-- Begin RECORDS SHOWN --

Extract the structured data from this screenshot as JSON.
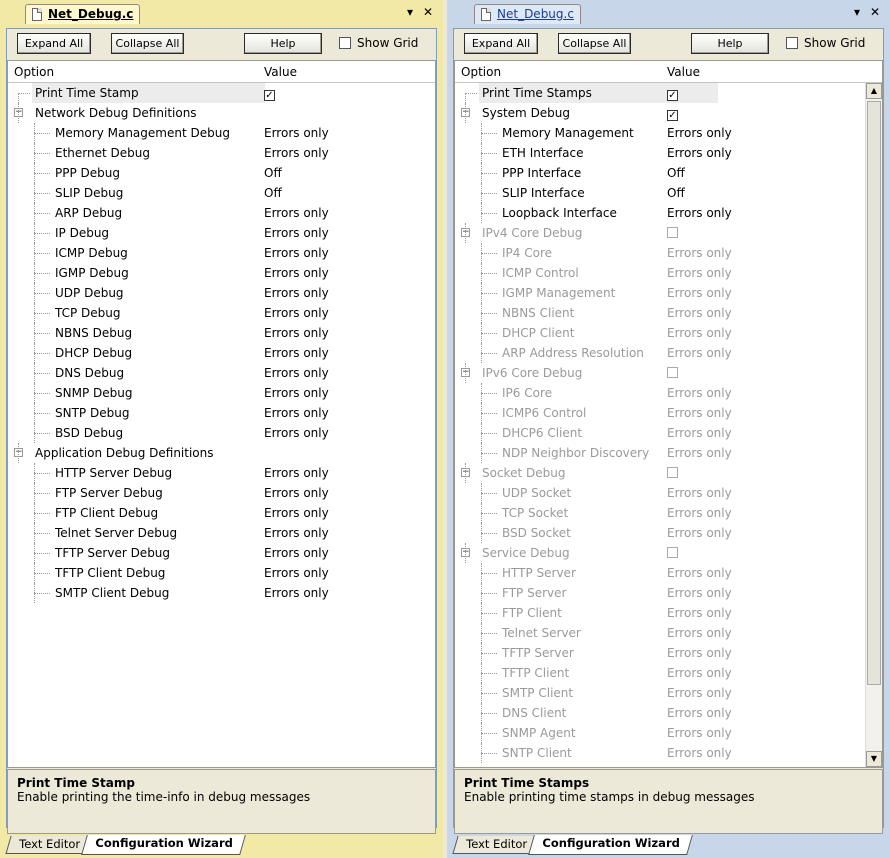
{
  "left": {
    "tab_title": "Net_Debug.c",
    "toolbar": {
      "expand": "Expand All",
      "collapse": "Collapse All",
      "help": "Help",
      "grid": "Show Grid"
    },
    "columns": {
      "option": "Option",
      "value": "Value"
    },
    "desc": {
      "title": "Print Time Stamp",
      "text": "Enable printing the time-info in debug messages"
    },
    "bottom_tabs": [
      "Text Editor",
      "Configuration Wizard"
    ],
    "rows": [
      {
        "l": 0,
        "o": "Print Time Stamp",
        "v": "",
        "chk": true,
        "sel": true
      },
      {
        "l": 0,
        "o": "Network Debug Definitions",
        "v": "",
        "exp": true
      },
      {
        "l": 1,
        "o": "Memory Management Debug",
        "v": "Errors only"
      },
      {
        "l": 1,
        "o": "Ethernet Debug",
        "v": "Errors only"
      },
      {
        "l": 1,
        "o": "PPP Debug",
        "v": "Off"
      },
      {
        "l": 1,
        "o": "SLIP Debug",
        "v": "Off"
      },
      {
        "l": 1,
        "o": "ARP Debug",
        "v": "Errors only"
      },
      {
        "l": 1,
        "o": "IP Debug",
        "v": "Errors only"
      },
      {
        "l": 1,
        "o": "ICMP Debug",
        "v": "Errors only"
      },
      {
        "l": 1,
        "o": "IGMP Debug",
        "v": "Errors only"
      },
      {
        "l": 1,
        "o": "UDP Debug",
        "v": "Errors only"
      },
      {
        "l": 1,
        "o": "TCP Debug",
        "v": "Errors only"
      },
      {
        "l": 1,
        "o": "NBNS Debug",
        "v": "Errors only"
      },
      {
        "l": 1,
        "o": "DHCP Debug",
        "v": "Errors only"
      },
      {
        "l": 1,
        "o": "DNS Debug",
        "v": "Errors only"
      },
      {
        "l": 1,
        "o": "SNMP Debug",
        "v": "Errors only"
      },
      {
        "l": 1,
        "o": "SNTP Debug",
        "v": "Errors only"
      },
      {
        "l": 1,
        "o": "BSD Debug",
        "v": "Errors only"
      },
      {
        "l": 0,
        "o": "Application Debug Definitions",
        "v": "",
        "exp": true
      },
      {
        "l": 1,
        "o": "HTTP Server Debug",
        "v": "Errors only"
      },
      {
        "l": 1,
        "o": "FTP Server Debug",
        "v": "Errors only"
      },
      {
        "l": 1,
        "o": "FTP Client Debug",
        "v": "Errors only"
      },
      {
        "l": 1,
        "o": "Telnet Server Debug",
        "v": "Errors only"
      },
      {
        "l": 1,
        "o": "TFTP Server Debug",
        "v": "Errors only"
      },
      {
        "l": 1,
        "o": "TFTP Client Debug",
        "v": "Errors only"
      },
      {
        "l": 1,
        "o": "SMTP Client Debug",
        "v": "Errors only"
      }
    ]
  },
  "right": {
    "tab_title": "Net_Debug.c",
    "toolbar": {
      "expand": "Expand All",
      "collapse": "Collapse All",
      "help": "Help",
      "grid": "Show Grid"
    },
    "columns": {
      "option": "Option",
      "value": "Value"
    },
    "desc": {
      "title": "Print Time Stamps",
      "text": "Enable printing time stamps in debug messages"
    },
    "bottom_tabs": [
      "Text Editor",
      "Configuration Wizard"
    ],
    "rows": [
      {
        "l": 0,
        "o": "Print Time Stamps",
        "v": "",
        "chk": true,
        "sel": true
      },
      {
        "l": 0,
        "o": "System Debug",
        "v": "",
        "exp": true,
        "chk": true
      },
      {
        "l": 1,
        "o": "Memory Management",
        "v": "Errors only"
      },
      {
        "l": 1,
        "o": "ETH Interface",
        "v": "Errors only"
      },
      {
        "l": 1,
        "o": "PPP Interface",
        "v": "Off"
      },
      {
        "l": 1,
        "o": "SLIP Interface",
        "v": "Off"
      },
      {
        "l": 1,
        "o": "Loopback Interface",
        "v": "Errors only"
      },
      {
        "l": 0,
        "o": "IPv4 Core Debug",
        "v": "",
        "exp": true,
        "chk": false,
        "dis": true
      },
      {
        "l": 1,
        "o": "IP4 Core",
        "v": "Errors only",
        "dis": true
      },
      {
        "l": 1,
        "o": "ICMP Control",
        "v": "Errors only",
        "dis": true
      },
      {
        "l": 1,
        "o": "IGMP Management",
        "v": "Errors only",
        "dis": true
      },
      {
        "l": 1,
        "o": "NBNS Client",
        "v": "Errors only",
        "dis": true
      },
      {
        "l": 1,
        "o": "DHCP Client",
        "v": "Errors only",
        "dis": true
      },
      {
        "l": 1,
        "o": "ARP Address Resolution",
        "v": "Errors only",
        "dis": true
      },
      {
        "l": 0,
        "o": "IPv6 Core Debug",
        "v": "",
        "exp": true,
        "chk": false,
        "dis": true
      },
      {
        "l": 1,
        "o": "IP6 Core",
        "v": "Errors only",
        "dis": true
      },
      {
        "l": 1,
        "o": "ICMP6 Control",
        "v": "Errors only",
        "dis": true
      },
      {
        "l": 1,
        "o": "DHCP6 Client",
        "v": "Errors only",
        "dis": true
      },
      {
        "l": 1,
        "o": "NDP Neighbor Discovery",
        "v": "Errors only",
        "dis": true
      },
      {
        "l": 0,
        "o": "Socket Debug",
        "v": "",
        "exp": true,
        "chk": false,
        "dis": true
      },
      {
        "l": 1,
        "o": "UDP Socket",
        "v": "Errors only",
        "dis": true
      },
      {
        "l": 1,
        "o": "TCP Socket",
        "v": "Errors only",
        "dis": true
      },
      {
        "l": 1,
        "o": "BSD Socket",
        "v": "Errors only",
        "dis": true
      },
      {
        "l": 0,
        "o": "Service Debug",
        "v": "",
        "exp": true,
        "chk": false,
        "dis": true
      },
      {
        "l": 1,
        "o": "HTTP Server",
        "v": "Errors only",
        "dis": true
      },
      {
        "l": 1,
        "o": "FTP Server",
        "v": "Errors only",
        "dis": true
      },
      {
        "l": 1,
        "o": "FTP Client",
        "v": "Errors only",
        "dis": true
      },
      {
        "l": 1,
        "o": "Telnet Server",
        "v": "Errors only",
        "dis": true
      },
      {
        "l": 1,
        "o": "TFTP Server",
        "v": "Errors only",
        "dis": true
      },
      {
        "l": 1,
        "o": "TFTP Client",
        "v": "Errors only",
        "dis": true
      },
      {
        "l": 1,
        "o": "SMTP Client",
        "v": "Errors only",
        "dis": true
      },
      {
        "l": 1,
        "o": "DNS Client",
        "v": "Errors only",
        "dis": true
      },
      {
        "l": 1,
        "o": "SNMP Agent",
        "v": "Errors only",
        "dis": true
      },
      {
        "l": 1,
        "o": "SNTP Client",
        "v": "Errors only",
        "dis": true
      }
    ]
  }
}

-- End RECORDS SHOWN --

* [REQUIREMENT]: Copy every line of the records above that holds the word "Enable".

* [WRITTEN ANSWER]:
      "text": "Enable printing the time-info in debug messages"
      "text": "Enable printing time stamps in debug messages"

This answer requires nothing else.